§ EXERCISE TASK
Repeat exactly each line of the data provided below.

===

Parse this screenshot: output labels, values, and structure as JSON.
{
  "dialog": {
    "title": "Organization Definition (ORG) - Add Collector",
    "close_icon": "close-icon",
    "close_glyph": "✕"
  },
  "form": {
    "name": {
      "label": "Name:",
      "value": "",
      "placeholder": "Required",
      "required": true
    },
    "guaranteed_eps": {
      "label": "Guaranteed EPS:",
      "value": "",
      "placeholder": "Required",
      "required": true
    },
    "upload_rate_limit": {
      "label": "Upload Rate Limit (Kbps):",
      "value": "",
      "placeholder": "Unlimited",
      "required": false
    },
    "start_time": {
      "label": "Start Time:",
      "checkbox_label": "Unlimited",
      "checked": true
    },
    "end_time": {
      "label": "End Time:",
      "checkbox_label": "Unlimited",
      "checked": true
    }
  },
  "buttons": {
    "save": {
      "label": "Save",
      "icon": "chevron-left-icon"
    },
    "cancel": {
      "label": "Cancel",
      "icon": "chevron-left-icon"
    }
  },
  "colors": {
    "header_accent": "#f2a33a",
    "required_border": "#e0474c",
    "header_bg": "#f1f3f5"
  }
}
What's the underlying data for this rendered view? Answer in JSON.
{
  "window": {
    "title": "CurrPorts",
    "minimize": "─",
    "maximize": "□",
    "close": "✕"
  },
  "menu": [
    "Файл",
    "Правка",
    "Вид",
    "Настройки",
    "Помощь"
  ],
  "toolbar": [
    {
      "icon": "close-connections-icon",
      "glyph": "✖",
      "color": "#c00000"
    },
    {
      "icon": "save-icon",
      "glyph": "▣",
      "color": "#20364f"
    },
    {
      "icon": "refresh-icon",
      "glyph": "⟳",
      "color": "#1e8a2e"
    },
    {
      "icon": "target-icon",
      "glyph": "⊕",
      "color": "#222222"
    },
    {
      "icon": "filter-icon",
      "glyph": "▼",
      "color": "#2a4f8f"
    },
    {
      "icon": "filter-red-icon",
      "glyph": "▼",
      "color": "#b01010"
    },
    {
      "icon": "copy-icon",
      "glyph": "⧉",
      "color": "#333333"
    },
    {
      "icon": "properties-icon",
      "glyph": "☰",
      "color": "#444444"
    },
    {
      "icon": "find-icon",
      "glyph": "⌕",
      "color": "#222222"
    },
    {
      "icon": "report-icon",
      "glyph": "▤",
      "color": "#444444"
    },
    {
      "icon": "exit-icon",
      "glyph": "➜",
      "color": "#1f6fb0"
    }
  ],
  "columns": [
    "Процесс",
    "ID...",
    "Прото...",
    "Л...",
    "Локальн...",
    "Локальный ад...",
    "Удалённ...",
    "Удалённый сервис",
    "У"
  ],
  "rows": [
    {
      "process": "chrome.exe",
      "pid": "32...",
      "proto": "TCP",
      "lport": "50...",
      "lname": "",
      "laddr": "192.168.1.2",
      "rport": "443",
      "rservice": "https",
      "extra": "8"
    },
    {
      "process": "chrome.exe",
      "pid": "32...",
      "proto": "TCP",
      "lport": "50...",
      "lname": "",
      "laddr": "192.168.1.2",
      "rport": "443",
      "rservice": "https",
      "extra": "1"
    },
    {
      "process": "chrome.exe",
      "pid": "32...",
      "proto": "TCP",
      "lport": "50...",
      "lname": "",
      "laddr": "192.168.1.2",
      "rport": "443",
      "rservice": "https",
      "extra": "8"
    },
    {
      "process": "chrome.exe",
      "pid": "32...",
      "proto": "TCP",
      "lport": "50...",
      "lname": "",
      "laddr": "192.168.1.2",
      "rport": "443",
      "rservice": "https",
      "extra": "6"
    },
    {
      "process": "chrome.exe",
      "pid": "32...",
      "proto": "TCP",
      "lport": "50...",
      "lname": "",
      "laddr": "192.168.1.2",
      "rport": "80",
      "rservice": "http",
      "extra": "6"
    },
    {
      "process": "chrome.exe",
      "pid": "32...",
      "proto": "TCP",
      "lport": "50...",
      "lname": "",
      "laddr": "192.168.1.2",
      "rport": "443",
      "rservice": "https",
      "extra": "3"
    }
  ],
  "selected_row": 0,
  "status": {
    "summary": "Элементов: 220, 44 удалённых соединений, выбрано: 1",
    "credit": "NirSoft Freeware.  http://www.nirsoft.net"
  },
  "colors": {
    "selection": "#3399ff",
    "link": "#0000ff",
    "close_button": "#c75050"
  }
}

===

§ RESPONSE TO THE EXERCISE
Parse this screenshot: output labels, values, and structure as JSON.
{
  "dialog": {
    "title": "Organization Definition (ORG) - Add Collector",
    "close_icon": "close-icon",
    "close_glyph": "✕"
  },
  "form": {
    "name": {
      "label": "Name:",
      "value": "",
      "placeholder": "Required",
      "required": true
    },
    "guaranteed_eps": {
      "label": "Guaranteed EPS:",
      "value": "",
      "placeholder": "Required",
      "required": true
    },
    "upload_rate_limit": {
      "label": "Upload Rate Limit (Kbps):",
      "value": "",
      "placeholder": "Unlimited",
      "required": false
    },
    "start_time": {
      "label": "Start Time:",
      "checkbox_label": "Unlimited",
      "checked": true
    },
    "end_time": {
      "label": "End Time:",
      "checkbox_label": "Unlimited",
      "checked": true
    }
  },
  "buttons": {
    "save": {
      "label": "Save",
      "icon": "chevron-left-icon"
    },
    "cancel": {
      "label": "Cancel",
      "icon": "chevron-left-icon"
    }
  },
  "colors": {
    "header_accent": "#f2a33a",
    "required_border": "#e0474c",
    "header_bg": "#f1f3f5"
  }
}
What's the underlying data for this rendered view? Answer in JSON.
{
  "window": {
    "title": "CurrPorts",
    "minimize": "─",
    "maximize": "□",
    "close": "✕"
  },
  "menu": [
    "Файл",
    "Правка",
    "Вид",
    "Настройки",
    "Помощь"
  ],
  "toolbar": [
    {
      "icon": "close-connections-icon",
      "glyph": "✖",
      "color": "#c00000"
    },
    {
      "icon": "save-icon",
      "glyph": "▣",
      "color": "#20364f"
    },
    {
      "icon": "refresh-icon",
      "glyph": "⟳",
      "color": "#1e8a2e"
    },
    {
      "icon": "target-icon",
      "glyph": "⊕",
      "color": "#222222"
    },
    {
      "icon": "filter-icon",
      "glyph": "▼",
      "color": "#2a4f8f"
    },
    {
      "icon": "filter-red-icon",
      "glyph": "▼",
      "color": "#b01010"
    },
    {
      "icon": "copy-icon",
      "glyph": "⧉",
      "color": "#333333"
    },
    {
      "icon": "properties-icon",
      "glyph": "☰",
      "color": "#444444"
    },
    {
      "icon": "find-icon",
      "glyph": "⌕",
      "color": "#222222"
    },
    {
      "icon": "report-icon",
      "glyph": "▤",
      "color": "#444444"
    },
    {
      "icon": "exit-icon",
      "glyph": "➜",
      "color": "#1f6fb0"
    }
  ],
  "columns": [
    "Процесс",
    "ID...",
    "Прото...",
    "Л...",
    "Локальн...",
    "Локальный ад...",
    "Удалённ...",
    "Удалённый сервис",
    "У"
  ],
  "rows": [
    {
      "process": "chrome.exe",
      "pid": "32...",
      "proto": "TCP",
      "lport": "50...",
      "lname": "",
      "laddr": "192.168.1.2",
      "rport": "443",
      "rservice": "https",
      "extra": "8"
    },
    {
      "process": "chrome.exe",
      "pid": "32...",
      "proto": "TCP",
      "lport": "50...",
      "lname": "",
      "laddr": "192.168.1.2",
      "rport": "443",
      "rservice": "https",
      "extra": "1"
    },
    {
      "process": "chrome.exe",
      "pid": "32...",
      "proto": "TCP",
      "lport": "50...",
      "lname": "",
      "laddr": "192.168.1.2",
      "rport": "443",
      "rservice": "https",
      "extra": "8"
    },
    {
      "process": "chrome.exe",
      "pid": "32...",
      "proto": "TCP",
      "lport": "50...",
      "lname": "",
      "laddr": "192.168.1.2",
      "rport": "443",
      "rservice": "https",
      "extra": "6"
    },
    {
      "process": "chrome.exe",
      "pid": "32...",
      "proto": "TCP",
      "lport": "50...",
      "lname": "",
      "laddr": "192.168.1.2",
      "rport": "80",
      "rservice": "http",
      "extra": "6"
    },
    {
      "process": "chrome.exe",
      "pid": "32...",
      "proto": "TCP",
      "lport": "50...",
      "lname": "",
      "laddr": "192.168.1.2",
      "rport": "443",
      "rservice": "https",
      "extra": "3"
    }
  ],
  "selected_row": 0,
  "status": {
    "summary": "Элементов: 220, 44 удалённых соединений, выбрано: 1",
    "credit": "NirSoft Freeware.  http://www.nirsoft.net"
  },
  "colors": {
    "selection": "#3399ff",
    "link": "#0000ff",
    "close_button": "#c75050"
  }
}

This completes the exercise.